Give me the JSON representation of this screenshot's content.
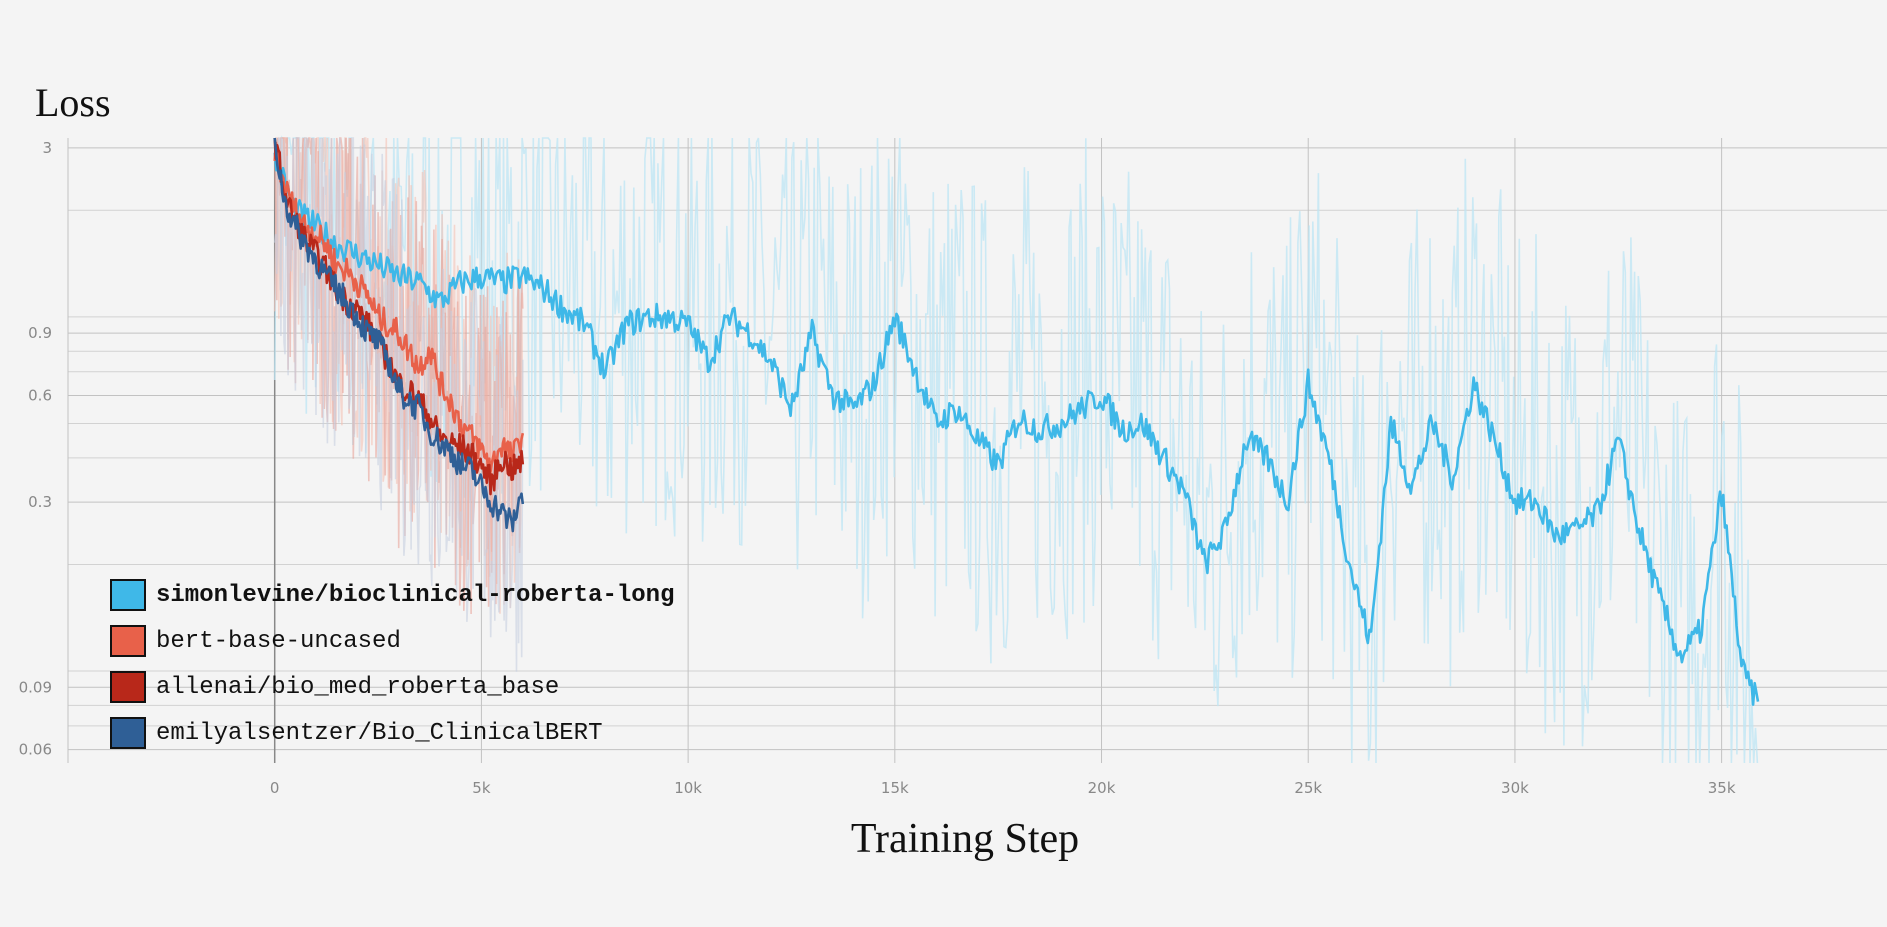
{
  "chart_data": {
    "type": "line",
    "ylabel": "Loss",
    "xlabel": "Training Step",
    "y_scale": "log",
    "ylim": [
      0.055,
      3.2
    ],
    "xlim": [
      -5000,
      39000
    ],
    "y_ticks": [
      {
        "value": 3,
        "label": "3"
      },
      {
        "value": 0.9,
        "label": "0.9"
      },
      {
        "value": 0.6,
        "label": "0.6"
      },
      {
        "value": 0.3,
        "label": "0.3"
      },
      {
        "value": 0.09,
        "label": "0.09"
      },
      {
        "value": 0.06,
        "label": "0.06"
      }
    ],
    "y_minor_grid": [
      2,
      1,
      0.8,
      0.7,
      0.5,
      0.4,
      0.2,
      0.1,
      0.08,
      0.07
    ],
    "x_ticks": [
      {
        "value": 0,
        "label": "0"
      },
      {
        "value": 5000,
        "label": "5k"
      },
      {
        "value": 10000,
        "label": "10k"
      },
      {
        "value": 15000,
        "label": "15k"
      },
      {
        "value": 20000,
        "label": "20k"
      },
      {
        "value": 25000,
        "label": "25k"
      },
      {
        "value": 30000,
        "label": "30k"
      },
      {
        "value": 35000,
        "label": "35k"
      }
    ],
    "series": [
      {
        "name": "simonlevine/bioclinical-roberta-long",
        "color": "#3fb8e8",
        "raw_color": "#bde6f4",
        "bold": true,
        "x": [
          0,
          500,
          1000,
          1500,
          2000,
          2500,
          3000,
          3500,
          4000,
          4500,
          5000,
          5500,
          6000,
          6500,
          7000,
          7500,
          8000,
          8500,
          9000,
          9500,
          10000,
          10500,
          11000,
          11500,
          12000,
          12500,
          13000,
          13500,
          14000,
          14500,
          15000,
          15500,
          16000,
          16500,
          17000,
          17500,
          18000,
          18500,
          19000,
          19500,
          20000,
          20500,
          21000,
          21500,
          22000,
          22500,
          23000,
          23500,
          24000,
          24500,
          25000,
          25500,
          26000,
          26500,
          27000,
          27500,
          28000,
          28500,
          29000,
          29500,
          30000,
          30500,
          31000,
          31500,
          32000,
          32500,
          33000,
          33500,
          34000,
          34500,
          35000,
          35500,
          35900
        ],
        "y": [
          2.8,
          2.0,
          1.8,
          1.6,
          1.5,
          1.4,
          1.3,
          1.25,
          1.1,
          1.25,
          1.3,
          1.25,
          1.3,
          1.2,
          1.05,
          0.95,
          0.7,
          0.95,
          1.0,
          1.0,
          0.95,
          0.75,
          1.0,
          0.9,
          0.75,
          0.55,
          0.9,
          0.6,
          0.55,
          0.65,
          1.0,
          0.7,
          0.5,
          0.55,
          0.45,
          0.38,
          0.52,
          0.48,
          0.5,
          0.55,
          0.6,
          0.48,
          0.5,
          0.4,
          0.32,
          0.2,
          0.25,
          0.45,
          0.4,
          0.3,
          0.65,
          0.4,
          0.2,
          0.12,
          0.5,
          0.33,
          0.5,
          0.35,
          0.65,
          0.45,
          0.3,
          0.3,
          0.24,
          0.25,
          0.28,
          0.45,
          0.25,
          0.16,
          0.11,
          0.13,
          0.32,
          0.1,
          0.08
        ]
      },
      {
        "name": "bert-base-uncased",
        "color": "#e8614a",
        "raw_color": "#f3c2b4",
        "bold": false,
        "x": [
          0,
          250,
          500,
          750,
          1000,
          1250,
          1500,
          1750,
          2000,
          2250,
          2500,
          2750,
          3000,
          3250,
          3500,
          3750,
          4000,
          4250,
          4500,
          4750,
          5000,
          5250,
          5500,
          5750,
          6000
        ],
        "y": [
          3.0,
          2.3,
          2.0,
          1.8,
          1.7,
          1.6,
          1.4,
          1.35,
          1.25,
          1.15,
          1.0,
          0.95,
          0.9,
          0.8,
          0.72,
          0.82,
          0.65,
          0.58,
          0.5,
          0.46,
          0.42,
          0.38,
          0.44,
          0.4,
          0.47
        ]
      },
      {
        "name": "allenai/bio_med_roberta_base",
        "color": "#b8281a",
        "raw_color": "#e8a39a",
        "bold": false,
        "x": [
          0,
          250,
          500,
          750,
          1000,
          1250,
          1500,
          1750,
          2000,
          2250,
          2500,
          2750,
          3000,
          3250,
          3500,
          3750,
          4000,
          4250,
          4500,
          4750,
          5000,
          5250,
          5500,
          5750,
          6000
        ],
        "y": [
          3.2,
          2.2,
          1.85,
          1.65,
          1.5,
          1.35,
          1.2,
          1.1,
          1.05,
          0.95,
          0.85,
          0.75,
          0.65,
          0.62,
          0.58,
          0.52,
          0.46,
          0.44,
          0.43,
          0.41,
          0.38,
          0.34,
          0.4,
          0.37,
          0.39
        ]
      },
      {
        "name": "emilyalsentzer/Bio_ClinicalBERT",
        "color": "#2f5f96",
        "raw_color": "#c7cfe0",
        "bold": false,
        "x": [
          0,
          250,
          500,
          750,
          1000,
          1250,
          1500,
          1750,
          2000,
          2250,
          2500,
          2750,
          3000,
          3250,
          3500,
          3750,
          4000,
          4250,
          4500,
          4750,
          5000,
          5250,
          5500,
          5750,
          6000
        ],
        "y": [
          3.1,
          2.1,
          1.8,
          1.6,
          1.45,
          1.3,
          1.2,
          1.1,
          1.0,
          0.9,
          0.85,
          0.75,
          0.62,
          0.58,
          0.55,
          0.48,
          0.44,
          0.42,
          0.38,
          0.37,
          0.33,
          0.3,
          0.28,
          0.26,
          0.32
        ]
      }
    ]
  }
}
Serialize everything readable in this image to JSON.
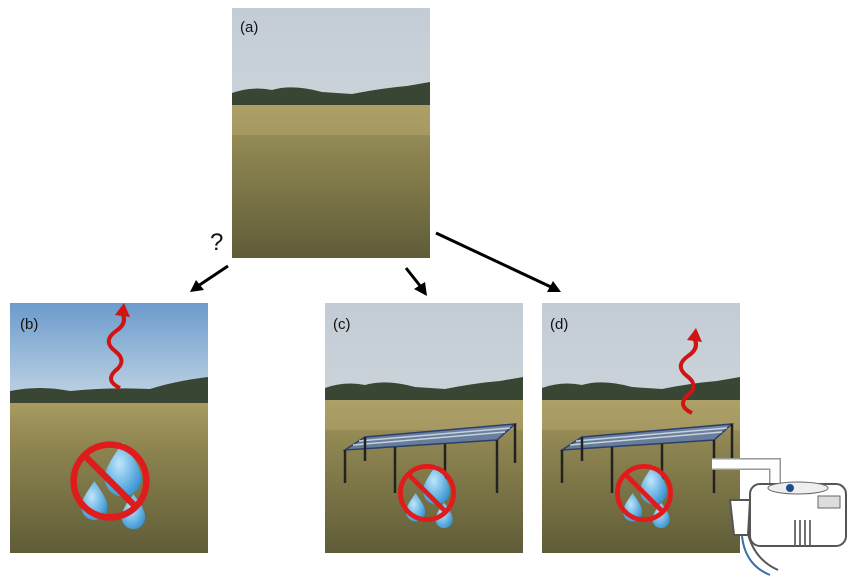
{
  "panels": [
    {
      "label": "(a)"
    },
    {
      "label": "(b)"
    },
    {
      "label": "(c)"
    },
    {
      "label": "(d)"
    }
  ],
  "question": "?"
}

------------------------------

_EXERCISE DETAILS_
Using the records above, say how many lines include the string "this". Only the number is wanted.

_CORRECT RESPONSE_
2